Collected data entries
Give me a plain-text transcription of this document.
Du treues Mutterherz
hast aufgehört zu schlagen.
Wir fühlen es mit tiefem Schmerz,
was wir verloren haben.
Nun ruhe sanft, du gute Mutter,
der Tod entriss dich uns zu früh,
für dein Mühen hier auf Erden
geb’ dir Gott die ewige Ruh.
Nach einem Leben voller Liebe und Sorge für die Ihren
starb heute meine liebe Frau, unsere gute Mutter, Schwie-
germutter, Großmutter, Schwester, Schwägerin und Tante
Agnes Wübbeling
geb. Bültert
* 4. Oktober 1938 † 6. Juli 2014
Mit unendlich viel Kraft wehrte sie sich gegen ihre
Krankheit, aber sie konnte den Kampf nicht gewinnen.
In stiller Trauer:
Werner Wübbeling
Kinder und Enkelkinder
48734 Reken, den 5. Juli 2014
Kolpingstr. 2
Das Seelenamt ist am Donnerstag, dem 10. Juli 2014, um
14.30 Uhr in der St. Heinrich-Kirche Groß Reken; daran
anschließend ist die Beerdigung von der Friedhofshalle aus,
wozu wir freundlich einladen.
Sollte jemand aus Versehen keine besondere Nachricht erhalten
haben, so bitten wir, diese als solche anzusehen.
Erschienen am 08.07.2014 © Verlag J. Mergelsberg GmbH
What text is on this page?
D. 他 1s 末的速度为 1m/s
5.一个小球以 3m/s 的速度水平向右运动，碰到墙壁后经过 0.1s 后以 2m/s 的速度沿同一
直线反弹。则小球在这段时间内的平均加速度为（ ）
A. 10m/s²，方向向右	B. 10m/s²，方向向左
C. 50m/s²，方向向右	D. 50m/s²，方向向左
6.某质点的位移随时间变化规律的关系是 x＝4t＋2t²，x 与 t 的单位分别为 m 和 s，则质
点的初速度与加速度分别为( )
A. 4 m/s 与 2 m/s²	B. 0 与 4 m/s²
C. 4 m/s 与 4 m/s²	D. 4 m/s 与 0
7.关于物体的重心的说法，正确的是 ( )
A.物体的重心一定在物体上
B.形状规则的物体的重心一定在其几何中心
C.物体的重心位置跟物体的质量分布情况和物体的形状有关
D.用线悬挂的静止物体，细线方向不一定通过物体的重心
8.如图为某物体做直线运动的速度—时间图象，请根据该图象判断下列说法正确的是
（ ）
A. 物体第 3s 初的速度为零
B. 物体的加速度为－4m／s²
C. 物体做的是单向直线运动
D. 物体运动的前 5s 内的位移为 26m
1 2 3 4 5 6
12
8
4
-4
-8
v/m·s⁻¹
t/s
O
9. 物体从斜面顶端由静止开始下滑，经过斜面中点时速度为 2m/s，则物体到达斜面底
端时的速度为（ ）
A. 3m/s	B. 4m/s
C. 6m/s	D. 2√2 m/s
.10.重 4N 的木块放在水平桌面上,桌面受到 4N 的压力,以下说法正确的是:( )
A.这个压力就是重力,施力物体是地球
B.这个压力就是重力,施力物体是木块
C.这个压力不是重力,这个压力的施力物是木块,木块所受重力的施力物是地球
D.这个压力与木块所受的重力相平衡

**TASK PROMPT**:
Return all of the entries word for word.

**RESPONSE**:
Give me a plain-text transcription of this document.
Du treues Mutterherz
hast aufgehört zu schlagen.
Wir fühlen es mit tiefem Schmerz,
was wir verloren haben.
Nun ruhe sanft, du gute Mutter,
der Tod entriss dich uns zu früh,
für dein Mühen hier auf Erden
geb’ dir Gott die ewige Ruh.
Nach einem Leben voller Liebe und Sorge für die Ihren
starb heute meine liebe Frau, unsere gute Mutter, Schwie-
germutter, Großmutter, Schwester, Schwägerin und Tante
Agnes Wübbeling
geb. Bültert
* 4. Oktober 1938 † 6. Juli 2014
Mit unendlich viel Kraft wehrte sie sich gegen ihre
Krankheit, aber sie konnte den Kampf nicht gewinnen.
In stiller Trauer:
Werner Wübbeling
Kinder und Enkelkinder
48734 Reken, den 5. Juli 2014
Kolpingstr. 2
Das Seelenamt ist am Donnerstag, dem 10. Juli 2014, um
14.30 Uhr in der St. Heinrich-Kirche Groß Reken; daran
anschließend ist die Beerdigung von der Friedhofshalle aus,
wozu wir freundlich einladen.
Sollte jemand aus Versehen keine besondere Nachricht erhalten
haben, so bitten wir, diese als solche anzusehen.
Erschienen am 08.07.2014 © Verlag J. Mergelsberg GmbH
What text is on this page?
D. 他 1s 末的速度为 1m/s
5.一个小球以 3m/s 的速度水平向右运动，碰到墙壁后经过 0.1s 后以 2m/s 的速度沿同一
直线反弹。则小球在这段时间内的平均加速度为（ ）
A. 10m/s²，方向向右	B. 10m/s²，方向向左
C. 50m/s²，方向向右	D. 50m/s²，方向向左
6.某质点的位移随时间变化规律的关系是 x＝4t＋2t²，x 与 t 的单位分别为 m 和 s，则质
点的初速度与加速度分别为( )
A. 4 m/s 与 2 m/s²	B. 0 与 4 m/s²
C. 4 m/s 与 4 m/s²	D. 4 m/s 与 0
7.关于物体的重心的说法，正确的是 ( )
A.物体的重心一定在物体上
B.形状规则的物体的重心一定在其几何中心
C.物体的重心位置跟物体的质量分布情况和物体的形状有关
D.用线悬挂的静止物体，细线方向不一定通过物体的重心
8.如图为某物体做直线运动的速度—时间图象，请根据该图象判断下列说法正确的是
（ ）
A. 物体第 3s 初的速度为零
B. 物体的加速度为－4m／s²
C. 物体做的是单向直线运动
D. 物体运动的前 5s 内的位移为 26m
1 2 3 4 5 6
12
8
4
-4
-8
v/m·s⁻¹
t/s
O
9. 物体从斜面顶端由静止开始下滑，经过斜面中点时速度为 2m/s，则物体到达斜面底
端时的速度为（ ）
A. 3m/s	B. 4m/s
C. 6m/s	D. 2√2 m/s
.10.重 4N 的木块放在水平桌面上,桌面受到 4N 的压力,以下说法正确的是:( )
A.这个压力就是重力,施力物体是地球
B.这个压力就是重力,施力物体是木块
C.这个压力不是重力,这个压力的施力物是木块,木块所受重力的施力物是地球
D.这个压力与木块所受的重力相平衡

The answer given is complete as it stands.